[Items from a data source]
------------------------------------------------------------------------
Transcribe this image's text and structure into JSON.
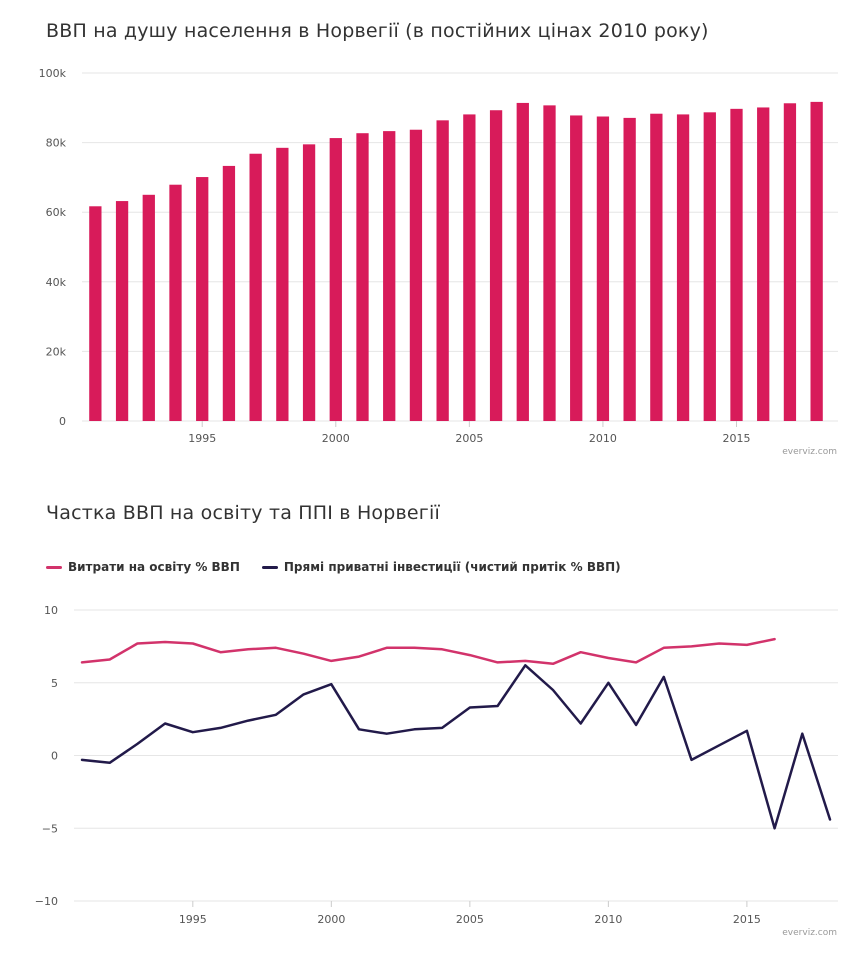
{
  "colors": {
    "bar": "#d81b5a",
    "series_education": "#d2336b",
    "series_fdi": "#221a4a",
    "grid": "#e6e6e6"
  },
  "credits": "everviz.com",
  "chart_data": [
    {
      "type": "bar",
      "title": "ВВП на душу населення в Норвегії (в постійних цінах 2010 року)",
      "x": [
        1991,
        1992,
        1993,
        1994,
        1995,
        1996,
        1997,
        1998,
        1999,
        2000,
        2001,
        2002,
        2003,
        2004,
        2005,
        2006,
        2007,
        2008,
        2009,
        2010,
        2011,
        2012,
        2013,
        2014,
        2015,
        2016,
        2017,
        2018
      ],
      "values": [
        61700,
        63200,
        65000,
        67900,
        70100,
        73300,
        76800,
        78500,
        79500,
        81300,
        82700,
        83300,
        83700,
        86400,
        88100,
        89300,
        91400,
        90700,
        87800,
        87500,
        87100,
        88300,
        88100,
        88700,
        89700,
        90100,
        91300,
        91700
      ],
      "xlabel": "",
      "ylabel": "",
      "ylim": [
        0,
        100000
      ],
      "yticks": [
        0,
        20000,
        40000,
        60000,
        80000,
        100000
      ],
      "ytick_labels": [
        "0",
        "20k",
        "40k",
        "60k",
        "80k",
        "100k"
      ],
      "xticks": [
        1995,
        2000,
        2005,
        2010,
        2015
      ],
      "xtick_labels": [
        "1995",
        "2000",
        "2005",
        "2010",
        "2015"
      ],
      "grid": true,
      "legend": "none"
    },
    {
      "type": "line",
      "title": "Частка ВВП на освіту та ППІ в Норвегії",
      "x": [
        1991,
        1992,
        1993,
        1994,
        1995,
        1996,
        1997,
        1998,
        1999,
        2000,
        2001,
        2002,
        2003,
        2004,
        2005,
        2006,
        2007,
        2008,
        2009,
        2010,
        2011,
        2012,
        2013,
        2014,
        2015,
        2016,
        2017,
        2018
      ],
      "series": [
        {
          "name": "Витрати на освіту % ВВП",
          "values": [
            6.4,
            6.6,
            7.7,
            7.8,
            7.7,
            7.1,
            7.3,
            7.4,
            7.0,
            6.5,
            6.8,
            7.4,
            7.4,
            7.3,
            6.9,
            6.4,
            6.5,
            6.3,
            7.1,
            6.7,
            6.4,
            7.4,
            7.5,
            7.7,
            7.6,
            8.0,
            null,
            null
          ]
        },
        {
          "name": "Прямі приватні інвестиції (чистий притік % ВВП)",
          "values": [
            -0.3,
            -0.5,
            0.8,
            2.2,
            1.6,
            1.9,
            2.4,
            2.8,
            4.2,
            4.9,
            1.8,
            1.5,
            1.8,
            1.9,
            3.3,
            3.4,
            6.2,
            4.5,
            2.2,
            5.0,
            2.1,
            5.4,
            -0.3,
            0.7,
            1.7,
            -5.0,
            1.5,
            -4.4
          ]
        }
      ],
      "xlabel": "",
      "ylabel": "",
      "ylim": [
        -10,
        10
      ],
      "yticks": [
        -10,
        -5,
        0,
        5,
        10
      ],
      "ytick_labels": [
        "−10",
        "−5",
        "0",
        "5",
        "10"
      ],
      "xticks": [
        1995,
        2000,
        2005,
        2010,
        2015
      ],
      "xtick_labels": [
        "1995",
        "2000",
        "2005",
        "2010",
        "2015"
      ],
      "grid": true,
      "legend": "top-left"
    }
  ]
}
------------------------------------------------------------------------
WHAT YOU SHOULD DO:
Transcribe the material as is, with images omitted.

EXERCISE SOLUTION:
Transcribe this image's text and structure into JSON.
{
  "colors": {
    "bar": "#d81b5a",
    "series_education": "#d2336b",
    "series_fdi": "#221a4a",
    "grid": "#e6e6e6"
  },
  "credits": "everviz.com",
  "chart_data": [
    {
      "type": "bar",
      "title": "ВВП на душу населення в Норвегії (в постійних цінах 2010 року)",
      "x": [
        1991,
        1992,
        1993,
        1994,
        1995,
        1996,
        1997,
        1998,
        1999,
        2000,
        2001,
        2002,
        2003,
        2004,
        2005,
        2006,
        2007,
        2008,
        2009,
        2010,
        2011,
        2012,
        2013,
        2014,
        2015,
        2016,
        2017,
        2018
      ],
      "values": [
        61700,
        63200,
        65000,
        67900,
        70100,
        73300,
        76800,
        78500,
        79500,
        81300,
        82700,
        83300,
        83700,
        86400,
        88100,
        89300,
        91400,
        90700,
        87800,
        87500,
        87100,
        88300,
        88100,
        88700,
        89700,
        90100,
        91300,
        91700
      ],
      "xlabel": "",
      "ylabel": "",
      "ylim": [
        0,
        100000
      ],
      "yticks": [
        0,
        20000,
        40000,
        60000,
        80000,
        100000
      ],
      "ytick_labels": [
        "0",
        "20k",
        "40k",
        "60k",
        "80k",
        "100k"
      ],
      "xticks": [
        1995,
        2000,
        2005,
        2010,
        2015
      ],
      "xtick_labels": [
        "1995",
        "2000",
        "2005",
        "2010",
        "2015"
      ],
      "grid": true,
      "legend": "none"
    },
    {
      "type": "line",
      "title": "Частка ВВП на освіту та ППІ в Норвегії",
      "x": [
        1991,
        1992,
        1993,
        1994,
        1995,
        1996,
        1997,
        1998,
        1999,
        2000,
        2001,
        2002,
        2003,
        2004,
        2005,
        2006,
        2007,
        2008,
        2009,
        2010,
        2011,
        2012,
        2013,
        2014,
        2015,
        2016,
        2017,
        2018
      ],
      "series": [
        {
          "name": "Витрати на освіту % ВВП",
          "values": [
            6.4,
            6.6,
            7.7,
            7.8,
            7.7,
            7.1,
            7.3,
            7.4,
            7.0,
            6.5,
            6.8,
            7.4,
            7.4,
            7.3,
            6.9,
            6.4,
            6.5,
            6.3,
            7.1,
            6.7,
            6.4,
            7.4,
            7.5,
            7.7,
            7.6,
            8.0,
            null,
            null
          ]
        },
        {
          "name": "Прямі приватні інвестиції (чистий притік % ВВП)",
          "values": [
            -0.3,
            -0.5,
            0.8,
            2.2,
            1.6,
            1.9,
            2.4,
            2.8,
            4.2,
            4.9,
            1.8,
            1.5,
            1.8,
            1.9,
            3.3,
            3.4,
            6.2,
            4.5,
            2.2,
            5.0,
            2.1,
            5.4,
            -0.3,
            0.7,
            1.7,
            -5.0,
            1.5,
            -4.4
          ]
        }
      ],
      "xlabel": "",
      "ylabel": "",
      "ylim": [
        -10,
        10
      ],
      "yticks": [
        -10,
        -5,
        0,
        5,
        10
      ],
      "ytick_labels": [
        "−10",
        "−5",
        "0",
        "5",
        "10"
      ],
      "xticks": [
        1995,
        2000,
        2005,
        2010,
        2015
      ],
      "xtick_labels": [
        "1995",
        "2000",
        "2005",
        "2010",
        "2015"
      ],
      "grid": true,
      "legend": "top-left"
    }
  ]
}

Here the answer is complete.